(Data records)
■ ■ ■ ■ ■ ■ ■
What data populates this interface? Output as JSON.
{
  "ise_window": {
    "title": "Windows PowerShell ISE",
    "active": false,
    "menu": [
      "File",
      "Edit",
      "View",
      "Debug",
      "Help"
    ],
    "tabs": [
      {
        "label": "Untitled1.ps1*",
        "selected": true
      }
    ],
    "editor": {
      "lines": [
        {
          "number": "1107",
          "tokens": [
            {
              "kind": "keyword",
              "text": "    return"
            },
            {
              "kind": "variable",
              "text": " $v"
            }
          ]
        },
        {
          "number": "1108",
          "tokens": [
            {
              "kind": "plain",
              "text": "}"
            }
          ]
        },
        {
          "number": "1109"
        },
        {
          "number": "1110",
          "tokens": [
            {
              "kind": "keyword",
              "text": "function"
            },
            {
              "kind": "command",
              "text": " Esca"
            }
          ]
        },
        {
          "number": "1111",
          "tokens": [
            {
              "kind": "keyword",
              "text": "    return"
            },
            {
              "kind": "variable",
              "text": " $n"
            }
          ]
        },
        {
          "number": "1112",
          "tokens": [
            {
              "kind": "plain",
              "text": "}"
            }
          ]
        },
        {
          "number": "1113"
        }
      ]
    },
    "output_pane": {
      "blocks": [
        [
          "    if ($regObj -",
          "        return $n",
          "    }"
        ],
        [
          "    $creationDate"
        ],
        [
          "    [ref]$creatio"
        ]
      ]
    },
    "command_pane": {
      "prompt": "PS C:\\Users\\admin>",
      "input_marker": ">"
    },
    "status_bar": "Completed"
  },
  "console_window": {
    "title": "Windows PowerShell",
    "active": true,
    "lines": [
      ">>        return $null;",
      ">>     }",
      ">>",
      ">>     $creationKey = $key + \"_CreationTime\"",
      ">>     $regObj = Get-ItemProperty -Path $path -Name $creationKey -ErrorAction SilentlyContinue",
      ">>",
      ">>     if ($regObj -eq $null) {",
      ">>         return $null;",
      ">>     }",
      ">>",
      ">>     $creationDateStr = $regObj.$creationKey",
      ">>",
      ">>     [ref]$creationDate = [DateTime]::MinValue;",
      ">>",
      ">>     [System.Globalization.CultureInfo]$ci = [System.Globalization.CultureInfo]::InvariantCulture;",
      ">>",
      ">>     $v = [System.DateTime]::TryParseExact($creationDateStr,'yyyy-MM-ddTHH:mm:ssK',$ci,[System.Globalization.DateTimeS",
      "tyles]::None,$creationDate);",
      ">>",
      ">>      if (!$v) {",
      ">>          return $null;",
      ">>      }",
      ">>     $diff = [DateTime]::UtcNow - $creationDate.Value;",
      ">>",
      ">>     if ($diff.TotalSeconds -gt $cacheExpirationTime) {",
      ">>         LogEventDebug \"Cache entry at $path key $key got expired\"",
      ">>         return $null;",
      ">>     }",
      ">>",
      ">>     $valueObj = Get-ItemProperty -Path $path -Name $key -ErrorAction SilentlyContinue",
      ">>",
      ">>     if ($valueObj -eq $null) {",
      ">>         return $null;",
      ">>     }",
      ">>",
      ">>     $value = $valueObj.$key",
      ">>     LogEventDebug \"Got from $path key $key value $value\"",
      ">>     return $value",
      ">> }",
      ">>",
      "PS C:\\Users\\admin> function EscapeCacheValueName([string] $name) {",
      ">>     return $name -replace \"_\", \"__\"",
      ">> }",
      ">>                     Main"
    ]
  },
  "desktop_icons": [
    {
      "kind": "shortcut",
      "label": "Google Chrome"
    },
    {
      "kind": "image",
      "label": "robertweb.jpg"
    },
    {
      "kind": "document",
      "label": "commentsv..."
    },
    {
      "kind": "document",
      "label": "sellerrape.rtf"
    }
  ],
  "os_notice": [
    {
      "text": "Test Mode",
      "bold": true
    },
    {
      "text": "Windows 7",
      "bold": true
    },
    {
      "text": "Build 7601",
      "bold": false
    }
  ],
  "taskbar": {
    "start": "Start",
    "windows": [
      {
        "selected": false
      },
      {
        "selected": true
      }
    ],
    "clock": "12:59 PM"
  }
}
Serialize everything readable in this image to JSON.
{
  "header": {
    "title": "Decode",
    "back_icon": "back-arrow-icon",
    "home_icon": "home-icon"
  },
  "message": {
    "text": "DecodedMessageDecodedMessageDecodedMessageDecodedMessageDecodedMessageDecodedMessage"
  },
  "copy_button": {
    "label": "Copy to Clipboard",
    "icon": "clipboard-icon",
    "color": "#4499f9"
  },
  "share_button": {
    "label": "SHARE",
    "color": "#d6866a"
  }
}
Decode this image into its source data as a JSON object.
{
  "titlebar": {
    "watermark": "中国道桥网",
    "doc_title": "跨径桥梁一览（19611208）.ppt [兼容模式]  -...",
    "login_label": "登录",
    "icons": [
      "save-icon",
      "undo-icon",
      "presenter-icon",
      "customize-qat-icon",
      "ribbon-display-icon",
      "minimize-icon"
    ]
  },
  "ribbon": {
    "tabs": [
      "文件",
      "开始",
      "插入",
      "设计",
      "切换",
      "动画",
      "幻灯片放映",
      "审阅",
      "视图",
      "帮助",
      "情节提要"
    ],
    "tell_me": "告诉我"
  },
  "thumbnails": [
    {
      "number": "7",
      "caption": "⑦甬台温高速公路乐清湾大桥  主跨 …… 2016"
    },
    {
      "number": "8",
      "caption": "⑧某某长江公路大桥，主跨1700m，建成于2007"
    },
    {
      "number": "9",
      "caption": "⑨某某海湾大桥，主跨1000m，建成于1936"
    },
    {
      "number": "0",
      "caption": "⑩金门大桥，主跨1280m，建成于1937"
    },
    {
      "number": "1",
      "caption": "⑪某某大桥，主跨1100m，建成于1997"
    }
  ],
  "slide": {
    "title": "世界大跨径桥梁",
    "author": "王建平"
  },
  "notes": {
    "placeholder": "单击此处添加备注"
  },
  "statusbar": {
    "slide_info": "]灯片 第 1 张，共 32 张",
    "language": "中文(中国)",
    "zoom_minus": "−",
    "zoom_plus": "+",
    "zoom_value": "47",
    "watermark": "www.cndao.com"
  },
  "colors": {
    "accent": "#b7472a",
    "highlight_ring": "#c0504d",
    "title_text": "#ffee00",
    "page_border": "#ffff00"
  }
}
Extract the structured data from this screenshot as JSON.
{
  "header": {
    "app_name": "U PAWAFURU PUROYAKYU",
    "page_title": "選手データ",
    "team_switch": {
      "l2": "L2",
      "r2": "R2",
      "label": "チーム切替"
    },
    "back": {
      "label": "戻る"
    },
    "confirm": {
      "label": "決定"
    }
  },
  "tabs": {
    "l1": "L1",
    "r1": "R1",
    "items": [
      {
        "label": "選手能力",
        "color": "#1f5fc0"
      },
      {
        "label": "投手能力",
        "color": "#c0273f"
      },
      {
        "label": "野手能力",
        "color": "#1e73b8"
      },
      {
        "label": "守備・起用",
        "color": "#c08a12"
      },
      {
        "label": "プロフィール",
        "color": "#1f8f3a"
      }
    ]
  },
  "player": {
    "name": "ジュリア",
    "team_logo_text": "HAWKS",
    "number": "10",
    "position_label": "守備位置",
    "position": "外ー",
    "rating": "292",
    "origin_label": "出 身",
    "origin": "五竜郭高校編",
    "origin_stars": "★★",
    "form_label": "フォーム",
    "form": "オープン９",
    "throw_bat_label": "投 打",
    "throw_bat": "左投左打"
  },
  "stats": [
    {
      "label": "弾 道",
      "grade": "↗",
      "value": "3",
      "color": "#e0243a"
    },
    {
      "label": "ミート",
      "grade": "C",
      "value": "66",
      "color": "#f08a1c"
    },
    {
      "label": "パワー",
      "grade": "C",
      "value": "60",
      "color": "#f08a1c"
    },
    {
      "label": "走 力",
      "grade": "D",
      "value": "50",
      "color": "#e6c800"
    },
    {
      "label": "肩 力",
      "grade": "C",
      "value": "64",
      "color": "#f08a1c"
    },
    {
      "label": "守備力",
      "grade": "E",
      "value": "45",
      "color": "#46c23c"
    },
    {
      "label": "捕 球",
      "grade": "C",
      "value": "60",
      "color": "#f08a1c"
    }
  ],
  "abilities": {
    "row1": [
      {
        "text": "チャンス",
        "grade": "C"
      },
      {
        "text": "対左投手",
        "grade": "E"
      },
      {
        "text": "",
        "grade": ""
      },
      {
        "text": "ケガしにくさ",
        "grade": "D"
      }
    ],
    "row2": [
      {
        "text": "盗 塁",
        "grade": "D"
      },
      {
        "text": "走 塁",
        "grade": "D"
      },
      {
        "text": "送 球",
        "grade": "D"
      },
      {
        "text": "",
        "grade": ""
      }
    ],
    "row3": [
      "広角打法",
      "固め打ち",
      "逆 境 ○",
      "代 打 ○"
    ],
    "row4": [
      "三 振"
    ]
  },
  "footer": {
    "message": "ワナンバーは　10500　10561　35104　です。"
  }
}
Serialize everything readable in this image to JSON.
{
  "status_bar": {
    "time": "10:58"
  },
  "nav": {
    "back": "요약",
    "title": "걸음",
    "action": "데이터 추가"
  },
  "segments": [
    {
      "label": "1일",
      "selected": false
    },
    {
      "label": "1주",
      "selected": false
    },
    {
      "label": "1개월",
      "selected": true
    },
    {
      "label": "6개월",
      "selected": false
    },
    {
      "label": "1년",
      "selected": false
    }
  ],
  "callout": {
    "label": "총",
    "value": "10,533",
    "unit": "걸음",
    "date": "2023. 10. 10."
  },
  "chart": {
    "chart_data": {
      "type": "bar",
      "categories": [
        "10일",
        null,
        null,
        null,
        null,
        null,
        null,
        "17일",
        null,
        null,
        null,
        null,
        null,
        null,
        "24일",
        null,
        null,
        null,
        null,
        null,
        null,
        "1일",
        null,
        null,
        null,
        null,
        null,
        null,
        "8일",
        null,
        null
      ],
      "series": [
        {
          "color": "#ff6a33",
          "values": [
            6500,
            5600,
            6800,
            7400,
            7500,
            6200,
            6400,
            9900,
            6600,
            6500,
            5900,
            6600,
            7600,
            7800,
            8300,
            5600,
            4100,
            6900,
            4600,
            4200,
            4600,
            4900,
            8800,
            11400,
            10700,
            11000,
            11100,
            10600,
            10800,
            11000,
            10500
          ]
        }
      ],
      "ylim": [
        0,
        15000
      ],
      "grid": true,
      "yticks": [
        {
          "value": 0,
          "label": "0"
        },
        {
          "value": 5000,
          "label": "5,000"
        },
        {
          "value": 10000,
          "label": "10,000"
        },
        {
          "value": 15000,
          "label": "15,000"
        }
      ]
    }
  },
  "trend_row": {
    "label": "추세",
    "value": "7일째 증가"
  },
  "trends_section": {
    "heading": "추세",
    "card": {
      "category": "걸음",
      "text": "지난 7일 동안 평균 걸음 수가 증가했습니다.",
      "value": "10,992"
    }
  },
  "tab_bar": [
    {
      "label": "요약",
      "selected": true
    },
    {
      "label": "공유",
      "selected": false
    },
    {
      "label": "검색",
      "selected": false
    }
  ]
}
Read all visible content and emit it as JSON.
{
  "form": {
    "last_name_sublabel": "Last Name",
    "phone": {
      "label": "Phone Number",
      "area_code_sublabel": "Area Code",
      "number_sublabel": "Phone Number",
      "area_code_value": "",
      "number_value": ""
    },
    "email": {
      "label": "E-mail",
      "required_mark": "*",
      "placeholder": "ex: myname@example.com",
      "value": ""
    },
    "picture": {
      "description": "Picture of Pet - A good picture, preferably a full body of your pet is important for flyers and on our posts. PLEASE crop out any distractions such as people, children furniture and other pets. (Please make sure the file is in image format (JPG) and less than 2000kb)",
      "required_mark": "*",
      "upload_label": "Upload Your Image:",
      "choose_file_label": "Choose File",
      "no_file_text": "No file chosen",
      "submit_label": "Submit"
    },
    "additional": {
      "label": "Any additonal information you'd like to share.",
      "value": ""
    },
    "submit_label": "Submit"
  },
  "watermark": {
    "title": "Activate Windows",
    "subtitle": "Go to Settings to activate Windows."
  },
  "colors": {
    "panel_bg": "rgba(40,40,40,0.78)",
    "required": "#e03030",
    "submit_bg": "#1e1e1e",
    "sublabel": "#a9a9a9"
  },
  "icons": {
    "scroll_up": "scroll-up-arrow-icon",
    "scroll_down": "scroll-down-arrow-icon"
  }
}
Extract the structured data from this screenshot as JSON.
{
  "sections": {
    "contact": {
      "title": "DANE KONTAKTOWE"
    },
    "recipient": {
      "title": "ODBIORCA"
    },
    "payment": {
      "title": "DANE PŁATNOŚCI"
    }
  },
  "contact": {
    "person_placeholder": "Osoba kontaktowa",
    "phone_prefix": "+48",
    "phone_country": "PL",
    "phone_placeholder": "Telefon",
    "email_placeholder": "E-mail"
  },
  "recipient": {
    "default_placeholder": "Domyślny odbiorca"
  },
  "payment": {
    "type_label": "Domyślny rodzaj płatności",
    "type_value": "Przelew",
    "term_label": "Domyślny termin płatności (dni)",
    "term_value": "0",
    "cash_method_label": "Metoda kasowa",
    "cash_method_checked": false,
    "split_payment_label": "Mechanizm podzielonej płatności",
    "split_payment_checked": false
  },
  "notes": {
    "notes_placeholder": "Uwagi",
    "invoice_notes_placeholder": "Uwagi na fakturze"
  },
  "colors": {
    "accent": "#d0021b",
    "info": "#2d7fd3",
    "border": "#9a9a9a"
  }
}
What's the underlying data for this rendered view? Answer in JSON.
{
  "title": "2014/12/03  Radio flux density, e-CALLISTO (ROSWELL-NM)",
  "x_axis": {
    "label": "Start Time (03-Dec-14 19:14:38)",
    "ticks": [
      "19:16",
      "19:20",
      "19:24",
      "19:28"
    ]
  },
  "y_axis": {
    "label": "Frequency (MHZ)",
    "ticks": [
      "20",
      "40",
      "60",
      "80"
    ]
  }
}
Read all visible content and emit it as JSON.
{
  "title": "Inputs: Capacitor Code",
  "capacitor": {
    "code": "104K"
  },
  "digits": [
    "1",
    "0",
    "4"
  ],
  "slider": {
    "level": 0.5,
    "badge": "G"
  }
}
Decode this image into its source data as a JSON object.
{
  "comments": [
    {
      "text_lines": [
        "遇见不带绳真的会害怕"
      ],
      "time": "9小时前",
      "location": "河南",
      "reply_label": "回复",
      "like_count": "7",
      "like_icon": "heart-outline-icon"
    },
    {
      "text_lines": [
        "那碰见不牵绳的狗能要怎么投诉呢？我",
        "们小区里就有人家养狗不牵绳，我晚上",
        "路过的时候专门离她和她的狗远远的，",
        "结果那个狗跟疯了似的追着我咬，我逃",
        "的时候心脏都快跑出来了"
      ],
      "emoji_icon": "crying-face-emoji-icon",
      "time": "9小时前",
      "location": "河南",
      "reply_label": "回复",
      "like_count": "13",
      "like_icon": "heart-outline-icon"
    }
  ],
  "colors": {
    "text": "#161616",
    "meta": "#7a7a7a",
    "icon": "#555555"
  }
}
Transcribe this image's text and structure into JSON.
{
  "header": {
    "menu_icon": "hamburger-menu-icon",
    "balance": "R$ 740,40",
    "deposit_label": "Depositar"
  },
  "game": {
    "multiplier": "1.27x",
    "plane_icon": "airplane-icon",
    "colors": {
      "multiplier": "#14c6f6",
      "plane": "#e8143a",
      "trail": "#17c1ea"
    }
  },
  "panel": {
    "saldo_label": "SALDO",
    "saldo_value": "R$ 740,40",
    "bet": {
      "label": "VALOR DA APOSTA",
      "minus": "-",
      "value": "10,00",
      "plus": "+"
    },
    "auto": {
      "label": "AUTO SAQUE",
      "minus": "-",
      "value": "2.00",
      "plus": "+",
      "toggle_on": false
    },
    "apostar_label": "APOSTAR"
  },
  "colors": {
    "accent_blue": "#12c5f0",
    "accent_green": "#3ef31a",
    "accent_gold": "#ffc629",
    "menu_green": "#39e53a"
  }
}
■ ■ ■ ■ ■ ■ ■
Set task: Give back exactly the lines that run from the line with "Transcribe this image's" through the close of the material, counting both ends, and nothing more.

Response to the exercise:
Transcribe this image's text and structure into JSON.
{
  "header": {
    "menu_icon": "hamburger-menu-icon",
    "balance": "R$ 740,40",
    "deposit_label": "Depositar"
  },
  "game": {
    "multiplier": "1.27x",
    "plane_icon": "airplane-icon",
    "colors": {
      "multiplier": "#14c6f6",
      "plane": "#e8143a",
      "trail": "#17c1ea"
    }
  },
  "panel": {
    "saldo_label": "SALDO",
    "saldo_value": "R$ 740,40",
    "bet": {
      "label": "VALOR DA APOSTA",
      "minus": "-",
      "value": "10,00",
      "plus": "+"
    },
    "auto": {
      "label": "AUTO SAQUE",
      "minus": "-",
      "value": "2.00",
      "plus": "+",
      "toggle_on": false
    },
    "apostar_label": "APOSTAR"
  },
  "colors": {
    "accent_blue": "#12c5f0",
    "accent_green": "#3ef31a",
    "accent_gold": "#ffc629",
    "menu_green": "#39e53a"
  }
}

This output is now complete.